Extract the full set of records that follows, word for word.

## DATASET
— BEGIN —

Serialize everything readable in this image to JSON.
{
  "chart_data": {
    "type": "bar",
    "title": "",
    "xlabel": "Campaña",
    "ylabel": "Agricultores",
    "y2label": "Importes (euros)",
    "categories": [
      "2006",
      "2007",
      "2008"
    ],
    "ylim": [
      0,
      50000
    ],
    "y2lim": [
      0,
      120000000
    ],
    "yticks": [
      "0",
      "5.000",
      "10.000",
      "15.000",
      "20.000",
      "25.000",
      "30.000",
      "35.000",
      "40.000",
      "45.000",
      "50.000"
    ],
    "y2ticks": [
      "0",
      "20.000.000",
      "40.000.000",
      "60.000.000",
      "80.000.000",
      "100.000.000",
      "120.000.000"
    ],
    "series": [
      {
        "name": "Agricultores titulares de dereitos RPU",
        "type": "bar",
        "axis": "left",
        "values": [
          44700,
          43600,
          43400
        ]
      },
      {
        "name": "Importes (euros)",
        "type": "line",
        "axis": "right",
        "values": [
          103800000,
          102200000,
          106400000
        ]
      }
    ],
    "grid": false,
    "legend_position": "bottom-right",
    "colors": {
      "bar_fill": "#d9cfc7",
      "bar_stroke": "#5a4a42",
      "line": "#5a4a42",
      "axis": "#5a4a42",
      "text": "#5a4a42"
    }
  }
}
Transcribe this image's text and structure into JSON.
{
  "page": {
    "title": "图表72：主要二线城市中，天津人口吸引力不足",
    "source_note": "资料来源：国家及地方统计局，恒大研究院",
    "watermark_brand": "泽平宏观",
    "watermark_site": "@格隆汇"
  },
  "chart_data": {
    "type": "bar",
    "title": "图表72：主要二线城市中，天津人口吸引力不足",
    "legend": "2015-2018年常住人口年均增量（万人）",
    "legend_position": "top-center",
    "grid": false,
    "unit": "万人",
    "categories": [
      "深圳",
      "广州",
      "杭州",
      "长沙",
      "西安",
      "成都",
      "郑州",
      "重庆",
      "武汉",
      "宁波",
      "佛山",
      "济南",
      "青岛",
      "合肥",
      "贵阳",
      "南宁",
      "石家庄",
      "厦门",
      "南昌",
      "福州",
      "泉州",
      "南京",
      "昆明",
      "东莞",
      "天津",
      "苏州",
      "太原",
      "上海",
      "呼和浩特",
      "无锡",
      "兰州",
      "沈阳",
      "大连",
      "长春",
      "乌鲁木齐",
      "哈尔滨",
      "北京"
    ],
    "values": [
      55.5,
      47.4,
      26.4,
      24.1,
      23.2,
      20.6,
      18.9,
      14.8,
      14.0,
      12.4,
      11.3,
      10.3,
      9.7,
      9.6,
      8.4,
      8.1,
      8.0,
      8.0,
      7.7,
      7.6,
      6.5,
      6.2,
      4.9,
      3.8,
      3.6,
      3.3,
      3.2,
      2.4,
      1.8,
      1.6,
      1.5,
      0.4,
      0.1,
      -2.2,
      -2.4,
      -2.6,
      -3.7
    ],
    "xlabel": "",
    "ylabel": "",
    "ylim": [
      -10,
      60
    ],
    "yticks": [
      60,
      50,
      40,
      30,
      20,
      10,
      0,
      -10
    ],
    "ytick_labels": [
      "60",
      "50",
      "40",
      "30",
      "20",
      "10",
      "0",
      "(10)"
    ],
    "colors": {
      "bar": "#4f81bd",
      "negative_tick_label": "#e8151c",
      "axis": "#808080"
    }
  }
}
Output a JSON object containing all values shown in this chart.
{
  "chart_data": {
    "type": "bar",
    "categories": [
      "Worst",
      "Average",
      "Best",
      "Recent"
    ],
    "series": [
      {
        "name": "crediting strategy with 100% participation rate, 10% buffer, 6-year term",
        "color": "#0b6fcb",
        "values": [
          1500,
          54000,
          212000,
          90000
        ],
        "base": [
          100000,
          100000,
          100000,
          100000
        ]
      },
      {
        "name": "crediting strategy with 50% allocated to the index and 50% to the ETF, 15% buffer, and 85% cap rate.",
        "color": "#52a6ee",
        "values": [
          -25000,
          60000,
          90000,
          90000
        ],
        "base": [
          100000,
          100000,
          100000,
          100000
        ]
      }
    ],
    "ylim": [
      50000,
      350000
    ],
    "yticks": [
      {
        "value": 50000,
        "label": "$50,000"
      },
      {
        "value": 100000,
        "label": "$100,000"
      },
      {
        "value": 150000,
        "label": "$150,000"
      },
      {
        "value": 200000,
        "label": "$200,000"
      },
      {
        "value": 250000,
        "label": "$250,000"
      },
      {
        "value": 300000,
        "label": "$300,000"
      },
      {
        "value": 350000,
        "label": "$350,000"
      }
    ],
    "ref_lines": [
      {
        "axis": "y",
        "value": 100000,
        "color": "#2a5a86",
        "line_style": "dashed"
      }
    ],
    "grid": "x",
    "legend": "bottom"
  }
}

— END —

## THE REPLY
Serialize everything readable in this image to JSON.
{
  "chart_data": {
    "type": "bar",
    "title": "",
    "xlabel": "Campaña",
    "ylabel": "Agricultores",
    "y2label": "Importes (euros)",
    "categories": [
      "2006",
      "2007",
      "2008"
    ],
    "ylim": [
      0,
      50000
    ],
    "y2lim": [
      0,
      120000000
    ],
    "yticks": [
      "0",
      "5.000",
      "10.000",
      "15.000",
      "20.000",
      "25.000",
      "30.000",
      "35.000",
      "40.000",
      "45.000",
      "50.000"
    ],
    "y2ticks": [
      "0",
      "20.000.000",
      "40.000.000",
      "60.000.000",
      "80.000.000",
      "100.000.000",
      "120.000.000"
    ],
    "series": [
      {
        "name": "Agricultores titulares de dereitos RPU",
        "type": "bar",
        "axis": "left",
        "values": [
          44700,
          43600,
          43400
        ]
      },
      {
        "name": "Importes (euros)",
        "type": "line",
        "axis": "right",
        "values": [
          103800000,
          102200000,
          106400000
        ]
      }
    ],
    "grid": false,
    "legend_position": "bottom-right",
    "colors": {
      "bar_fill": "#d9cfc7",
      "bar_stroke": "#5a4a42",
      "line": "#5a4a42",
      "axis": "#5a4a42",
      "text": "#5a4a42"
    }
  }
}
Transcribe this image's text and structure into JSON.
{
  "page": {
    "title": "图表72：主要二线城市中，天津人口吸引力不足",
    "source_note": "资料来源：国家及地方统计局，恒大研究院",
    "watermark_brand": "泽平宏观",
    "watermark_site": "@格隆汇"
  },
  "chart_data": {
    "type": "bar",
    "title": "图表72：主要二线城市中，天津人口吸引力不足",
    "legend": "2015-2018年常住人口年均增量（万人）",
    "legend_position": "top-center",
    "grid": false,
    "unit": "万人",
    "categories": [
      "深圳",
      "广州",
      "杭州",
      "长沙",
      "西安",
      "成都",
      "郑州",
      "重庆",
      "武汉",
      "宁波",
      "佛山",
      "济南",
      "青岛",
      "合肥",
      "贵阳",
      "南宁",
      "石家庄",
      "厦门",
      "南昌",
      "福州",
      "泉州",
      "南京",
      "昆明",
      "东莞",
      "天津",
      "苏州",
      "太原",
      "上海",
      "呼和浩特",
      "无锡",
      "兰州",
      "沈阳",
      "大连",
      "长春",
      "乌鲁木齐",
      "哈尔滨",
      "北京"
    ],
    "values": [
      55.5,
      47.4,
      26.4,
      24.1,
      23.2,
      20.6,
      18.9,
      14.8,
      14.0,
      12.4,
      11.3,
      10.3,
      9.7,
      9.6,
      8.4,
      8.1,
      8.0,
      8.0,
      7.7,
      7.6,
      6.5,
      6.2,
      4.9,
      3.8,
      3.6,
      3.3,
      3.2,
      2.4,
      1.8,
      1.6,
      1.5,
      0.4,
      0.1,
      -2.2,
      -2.4,
      -2.6,
      -3.7
    ],
    "xlabel": "",
    "ylabel": "",
    "ylim": [
      -10,
      60
    ],
    "yticks": [
      60,
      50,
      40,
      30,
      20,
      10,
      0,
      -10
    ],
    "ytick_labels": [
      "60",
      "50",
      "40",
      "30",
      "20",
      "10",
      "0",
      "(10)"
    ],
    "colors": {
      "bar": "#4f81bd",
      "negative_tick_label": "#e8151c",
      "axis": "#808080"
    }
  }
}
Output a JSON object containing all values shown in this chart.
{
  "chart_data": {
    "type": "bar",
    "categories": [
      "Worst",
      "Average",
      "Best",
      "Recent"
    ],
    "series": [
      {
        "name": "crediting strategy with 100% participation rate, 10% buffer, 6-year term",
        "color": "#0b6fcb",
        "values": [
          1500,
          54000,
          212000,
          90000
        ],
        "base": [
          100000,
          100000,
          100000,
          100000
        ]
      },
      {
        "name": "crediting strategy with 50% allocated to the index and 50% to the ETF, 15% buffer, and 85% cap rate.",
        "color": "#52a6ee",
        "values": [
          -25000,
          60000,
          90000,
          90000
        ],
        "base": [
          100000,
          100000,
          100000,
          100000
        ]
      }
    ],
    "ylim": [
      50000,
      350000
    ],
    "yticks": [
      {
        "value": 50000,
        "label": "$50,000"
      },
      {
        "value": 100000,
        "label": "$100,000"
      },
      {
        "value": 150000,
        "label": "$150,000"
      },
      {
        "value": 200000,
        "label": "$200,000"
      },
      {
        "value": 250000,
        "label": "$250,000"
      },
      {
        "value": 300000,
        "label": "$300,000"
      },
      {
        "value": 350000,
        "label": "$350,000"
      }
    ],
    "ref_lines": [
      {
        "axis": "y",
        "value": 100000,
        "color": "#2a5a86",
        "line_style": "dashed"
      }
    ],
    "grid": "x",
    "legend": "bottom"
  }
}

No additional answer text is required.